[ABOUT THIS EXERCISE]
Search the records below for the word "quoque". Copy each line where it occurs.
%%
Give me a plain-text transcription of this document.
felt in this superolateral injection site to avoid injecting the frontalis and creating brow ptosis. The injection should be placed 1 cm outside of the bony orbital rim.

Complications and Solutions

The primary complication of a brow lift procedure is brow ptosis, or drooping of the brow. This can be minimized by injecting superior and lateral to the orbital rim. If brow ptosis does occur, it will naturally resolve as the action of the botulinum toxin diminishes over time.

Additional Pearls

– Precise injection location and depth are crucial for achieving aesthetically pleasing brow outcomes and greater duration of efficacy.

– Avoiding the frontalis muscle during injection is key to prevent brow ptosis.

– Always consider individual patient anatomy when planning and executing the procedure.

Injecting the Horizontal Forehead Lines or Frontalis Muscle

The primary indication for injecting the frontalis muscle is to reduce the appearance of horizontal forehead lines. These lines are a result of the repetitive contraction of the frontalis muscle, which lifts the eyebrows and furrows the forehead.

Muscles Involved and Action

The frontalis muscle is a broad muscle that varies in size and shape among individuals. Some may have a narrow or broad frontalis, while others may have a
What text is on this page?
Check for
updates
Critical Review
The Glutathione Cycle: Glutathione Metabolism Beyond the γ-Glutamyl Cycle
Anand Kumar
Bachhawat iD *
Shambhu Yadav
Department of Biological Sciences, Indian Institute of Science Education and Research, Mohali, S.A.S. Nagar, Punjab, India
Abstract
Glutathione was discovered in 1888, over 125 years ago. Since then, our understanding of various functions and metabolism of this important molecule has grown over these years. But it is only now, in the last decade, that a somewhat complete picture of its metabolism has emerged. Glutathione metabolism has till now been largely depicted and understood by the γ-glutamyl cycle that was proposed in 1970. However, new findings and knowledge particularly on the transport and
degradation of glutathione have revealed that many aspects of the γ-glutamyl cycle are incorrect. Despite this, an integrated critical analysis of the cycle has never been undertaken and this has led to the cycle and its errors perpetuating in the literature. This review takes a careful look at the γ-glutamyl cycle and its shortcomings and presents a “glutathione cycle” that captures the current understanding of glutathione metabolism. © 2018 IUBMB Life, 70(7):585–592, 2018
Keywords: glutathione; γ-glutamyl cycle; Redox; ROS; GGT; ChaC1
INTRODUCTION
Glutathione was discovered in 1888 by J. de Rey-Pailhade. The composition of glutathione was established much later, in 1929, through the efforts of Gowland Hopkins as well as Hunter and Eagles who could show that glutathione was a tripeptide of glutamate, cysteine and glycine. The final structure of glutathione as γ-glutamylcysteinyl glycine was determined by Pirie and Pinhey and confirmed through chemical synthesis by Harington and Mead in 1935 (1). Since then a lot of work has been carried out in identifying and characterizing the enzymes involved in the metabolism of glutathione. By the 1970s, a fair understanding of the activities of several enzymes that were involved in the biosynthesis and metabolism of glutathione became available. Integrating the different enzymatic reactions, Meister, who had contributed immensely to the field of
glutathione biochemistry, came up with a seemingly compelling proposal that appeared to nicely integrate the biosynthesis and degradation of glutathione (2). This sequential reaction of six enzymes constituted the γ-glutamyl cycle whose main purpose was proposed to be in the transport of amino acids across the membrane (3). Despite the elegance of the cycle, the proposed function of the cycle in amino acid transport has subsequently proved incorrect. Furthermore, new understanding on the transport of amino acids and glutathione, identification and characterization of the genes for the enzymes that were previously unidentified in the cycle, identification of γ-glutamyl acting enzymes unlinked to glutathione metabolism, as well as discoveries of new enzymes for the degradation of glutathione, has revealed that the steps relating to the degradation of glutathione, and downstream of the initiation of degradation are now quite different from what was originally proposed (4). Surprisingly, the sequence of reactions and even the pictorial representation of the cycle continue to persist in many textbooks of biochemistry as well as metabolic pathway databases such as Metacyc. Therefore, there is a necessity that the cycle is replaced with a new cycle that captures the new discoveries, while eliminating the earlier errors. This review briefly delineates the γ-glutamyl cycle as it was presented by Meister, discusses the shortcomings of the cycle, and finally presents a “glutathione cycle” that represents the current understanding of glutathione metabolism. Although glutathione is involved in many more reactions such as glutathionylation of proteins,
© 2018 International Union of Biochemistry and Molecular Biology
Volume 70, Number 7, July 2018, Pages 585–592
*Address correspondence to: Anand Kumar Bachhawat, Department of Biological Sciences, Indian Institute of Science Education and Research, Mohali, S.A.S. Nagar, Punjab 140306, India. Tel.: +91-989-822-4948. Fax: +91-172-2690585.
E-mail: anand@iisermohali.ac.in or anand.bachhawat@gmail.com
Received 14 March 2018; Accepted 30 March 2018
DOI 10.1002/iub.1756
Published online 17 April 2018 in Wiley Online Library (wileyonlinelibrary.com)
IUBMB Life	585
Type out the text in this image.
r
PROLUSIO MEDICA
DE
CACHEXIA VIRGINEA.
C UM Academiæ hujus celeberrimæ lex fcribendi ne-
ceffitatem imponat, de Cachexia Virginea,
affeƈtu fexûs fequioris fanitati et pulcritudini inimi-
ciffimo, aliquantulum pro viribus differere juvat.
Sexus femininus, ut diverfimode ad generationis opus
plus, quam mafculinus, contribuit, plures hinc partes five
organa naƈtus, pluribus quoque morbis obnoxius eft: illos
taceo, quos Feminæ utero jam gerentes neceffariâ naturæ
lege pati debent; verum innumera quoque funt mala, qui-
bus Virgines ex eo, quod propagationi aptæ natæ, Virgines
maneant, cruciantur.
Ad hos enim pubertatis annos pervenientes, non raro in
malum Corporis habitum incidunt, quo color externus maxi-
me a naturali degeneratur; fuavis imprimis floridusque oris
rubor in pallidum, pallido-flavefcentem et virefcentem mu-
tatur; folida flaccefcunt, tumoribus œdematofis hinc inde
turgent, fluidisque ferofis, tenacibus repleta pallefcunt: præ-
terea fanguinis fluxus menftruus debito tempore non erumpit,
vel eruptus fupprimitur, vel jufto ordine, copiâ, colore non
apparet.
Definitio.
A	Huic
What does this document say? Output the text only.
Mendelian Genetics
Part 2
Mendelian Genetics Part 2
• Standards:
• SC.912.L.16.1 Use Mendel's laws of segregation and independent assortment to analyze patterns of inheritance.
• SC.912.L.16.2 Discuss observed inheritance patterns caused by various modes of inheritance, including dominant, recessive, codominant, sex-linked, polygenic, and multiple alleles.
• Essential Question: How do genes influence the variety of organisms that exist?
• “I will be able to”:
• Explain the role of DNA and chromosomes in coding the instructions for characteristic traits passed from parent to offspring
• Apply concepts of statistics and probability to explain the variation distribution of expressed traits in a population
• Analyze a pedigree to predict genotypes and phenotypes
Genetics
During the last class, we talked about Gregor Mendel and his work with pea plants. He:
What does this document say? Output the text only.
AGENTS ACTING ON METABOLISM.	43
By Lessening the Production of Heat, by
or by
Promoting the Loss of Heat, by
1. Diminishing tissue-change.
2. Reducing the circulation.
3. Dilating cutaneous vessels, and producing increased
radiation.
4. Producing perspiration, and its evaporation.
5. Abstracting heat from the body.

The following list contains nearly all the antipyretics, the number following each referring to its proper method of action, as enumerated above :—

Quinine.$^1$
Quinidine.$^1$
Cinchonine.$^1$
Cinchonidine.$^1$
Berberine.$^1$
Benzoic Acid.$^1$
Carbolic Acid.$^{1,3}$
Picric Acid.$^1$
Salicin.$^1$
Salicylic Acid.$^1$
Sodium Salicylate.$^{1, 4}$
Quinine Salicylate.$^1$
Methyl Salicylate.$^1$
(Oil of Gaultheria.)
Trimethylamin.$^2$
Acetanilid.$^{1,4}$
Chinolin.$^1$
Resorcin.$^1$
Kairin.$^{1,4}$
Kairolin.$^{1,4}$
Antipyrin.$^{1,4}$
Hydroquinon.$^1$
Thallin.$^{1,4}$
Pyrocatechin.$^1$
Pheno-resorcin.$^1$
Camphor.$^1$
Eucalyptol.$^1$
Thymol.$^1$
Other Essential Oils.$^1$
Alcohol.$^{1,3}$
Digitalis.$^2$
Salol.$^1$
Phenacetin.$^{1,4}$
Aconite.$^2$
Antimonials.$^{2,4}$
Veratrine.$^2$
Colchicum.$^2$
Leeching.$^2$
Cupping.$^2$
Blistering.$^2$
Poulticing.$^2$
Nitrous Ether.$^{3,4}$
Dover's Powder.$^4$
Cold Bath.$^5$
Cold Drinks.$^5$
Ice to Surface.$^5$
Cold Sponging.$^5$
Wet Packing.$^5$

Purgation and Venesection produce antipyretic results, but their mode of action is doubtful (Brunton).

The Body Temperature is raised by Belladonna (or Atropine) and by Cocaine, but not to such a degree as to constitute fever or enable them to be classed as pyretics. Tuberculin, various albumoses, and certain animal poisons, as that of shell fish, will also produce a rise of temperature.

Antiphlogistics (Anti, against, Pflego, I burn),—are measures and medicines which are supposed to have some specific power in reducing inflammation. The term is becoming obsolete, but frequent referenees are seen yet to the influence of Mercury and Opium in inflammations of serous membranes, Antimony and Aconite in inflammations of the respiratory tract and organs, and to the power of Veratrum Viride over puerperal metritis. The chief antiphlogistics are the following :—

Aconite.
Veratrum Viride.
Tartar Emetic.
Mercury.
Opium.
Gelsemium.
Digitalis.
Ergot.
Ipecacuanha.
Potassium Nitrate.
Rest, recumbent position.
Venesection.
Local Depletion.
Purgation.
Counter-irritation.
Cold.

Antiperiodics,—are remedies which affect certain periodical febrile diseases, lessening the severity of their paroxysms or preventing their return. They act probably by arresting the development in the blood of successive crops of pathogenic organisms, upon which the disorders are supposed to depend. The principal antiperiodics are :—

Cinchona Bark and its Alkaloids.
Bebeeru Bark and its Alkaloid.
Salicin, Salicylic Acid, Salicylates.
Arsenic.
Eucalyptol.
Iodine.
%%
[OUTPUT FOR THIS TASK]
organa naƈtus, pluribus quoque morbis obnoxius eft: illos
lege pati debent; verum innumera quoque funt mala, qui-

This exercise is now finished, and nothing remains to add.